**THE PROBLEM**
Transcribe the whole listing below without changing a word, but leave out every image.

**SUPPLIED DATA**
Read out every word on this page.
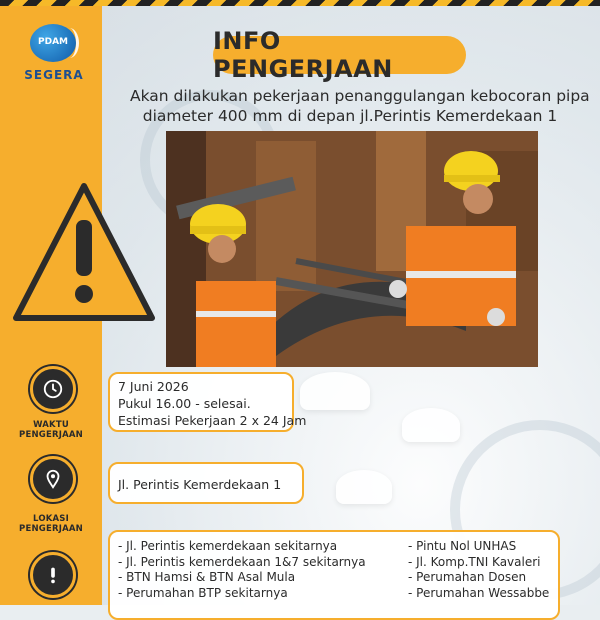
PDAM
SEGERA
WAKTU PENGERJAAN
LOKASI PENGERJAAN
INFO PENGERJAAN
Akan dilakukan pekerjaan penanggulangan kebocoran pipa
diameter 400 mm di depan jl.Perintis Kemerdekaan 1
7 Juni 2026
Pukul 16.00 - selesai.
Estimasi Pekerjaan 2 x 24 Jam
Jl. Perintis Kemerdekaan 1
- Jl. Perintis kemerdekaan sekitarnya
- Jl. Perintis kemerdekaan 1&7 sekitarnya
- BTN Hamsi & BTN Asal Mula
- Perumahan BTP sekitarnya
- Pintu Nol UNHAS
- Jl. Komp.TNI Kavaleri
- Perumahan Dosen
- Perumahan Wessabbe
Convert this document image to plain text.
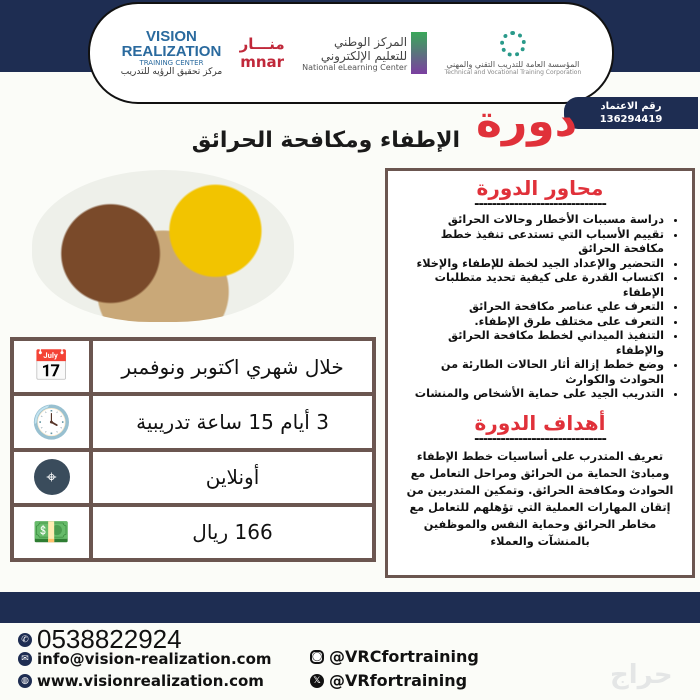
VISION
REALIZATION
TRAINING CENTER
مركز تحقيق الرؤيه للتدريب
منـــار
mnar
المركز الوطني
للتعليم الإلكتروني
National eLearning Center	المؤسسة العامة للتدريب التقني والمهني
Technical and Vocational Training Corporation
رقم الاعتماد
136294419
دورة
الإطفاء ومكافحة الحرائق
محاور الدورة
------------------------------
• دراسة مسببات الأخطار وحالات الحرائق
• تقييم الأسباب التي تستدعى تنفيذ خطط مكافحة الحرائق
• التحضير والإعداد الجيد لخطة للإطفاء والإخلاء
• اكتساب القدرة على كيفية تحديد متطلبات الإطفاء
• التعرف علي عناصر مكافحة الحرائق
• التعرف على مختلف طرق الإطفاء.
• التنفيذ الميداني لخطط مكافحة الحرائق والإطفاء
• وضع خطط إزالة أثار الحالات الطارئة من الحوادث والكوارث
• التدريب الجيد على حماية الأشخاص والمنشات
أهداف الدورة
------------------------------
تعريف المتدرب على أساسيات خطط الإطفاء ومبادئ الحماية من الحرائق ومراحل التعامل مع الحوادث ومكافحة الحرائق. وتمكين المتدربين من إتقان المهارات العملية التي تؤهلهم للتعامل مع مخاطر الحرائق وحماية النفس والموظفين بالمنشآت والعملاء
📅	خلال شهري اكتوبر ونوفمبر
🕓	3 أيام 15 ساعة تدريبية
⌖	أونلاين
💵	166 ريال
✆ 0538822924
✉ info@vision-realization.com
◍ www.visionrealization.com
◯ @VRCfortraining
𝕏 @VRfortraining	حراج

**RESULT OF THIS EXERCISE**
Read out every word on this page.
PDAM
SEGERA
WAKTU PENGERJAAN
LOKASI PENGERJAAN
INFO PENGERJAAN
Akan dilakukan pekerjaan penanggulangan kebocoran pipa
diameter 400 mm di depan jl.Perintis Kemerdekaan 1
7 Juni 2026
Pukul 16.00 - selesai.
Estimasi Pekerjaan 2 x 24 Jam
Jl. Perintis Kemerdekaan 1
- Jl. Perintis kemerdekaan sekitarnya
- Jl. Perintis kemerdekaan 1&7 sekitarnya
- BTN Hamsi & BTN Asal Mula
- Perumahan BTP sekitarnya
- Pintu Nol UNHAS
- Jl. Komp.TNI Kavaleri
- Perumahan Dosen
- Perumahan Wessabbe
Convert this document image to plain text.
VISION
REALIZATION
TRAINING CENTER
مركز تحقيق الرؤيه للتدريب
منـــار
mnar
المركز الوطني
للتعليم الإلكتروني
National eLearning Center	المؤسسة العامة للتدريب التقني والمهني
Technical and Vocational Training Corporation
رقم الاعتماد
136294419
دورة
الإطفاء ومكافحة الحرائق
محاور الدورة
------------------------------
• دراسة مسببات الأخطار وحالات الحرائق
• تقييم الأسباب التي تستدعى تنفيذ خطط مكافحة الحرائق
• التحضير والإعداد الجيد لخطة للإطفاء والإخلاء
• اكتساب القدرة على كيفية تحديد متطلبات الإطفاء
• التعرف علي عناصر مكافحة الحرائق
• التعرف على مختلف طرق الإطفاء.
• التنفيذ الميداني لخطط مكافحة الحرائق والإطفاء
• وضع خطط إزالة أثار الحالات الطارئة من الحوادث والكوارث
• التدريب الجيد على حماية الأشخاص والمنشات
أهداف الدورة
------------------------------
تعريف المتدرب على أساسيات خطط الإطفاء ومبادئ الحماية من الحرائق ومراحل التعامل مع الحوادث ومكافحة الحرائق. وتمكين المتدربين من إتقان المهارات العملية التي تؤهلهم للتعامل مع مخاطر الحرائق وحماية النفس والموظفين بالمنشآت والعملاء
📅	خلال شهري اكتوبر ونوفمبر
🕓	3 أيام 15 ساعة تدريبية
⌖	أونلاين
💵	166 ريال
✆ 0538822924
✉ info@vision-realization.com
◍ www.visionrealization.com
◯ @VRCfortraining
𝕏 @VRfortraining	حراج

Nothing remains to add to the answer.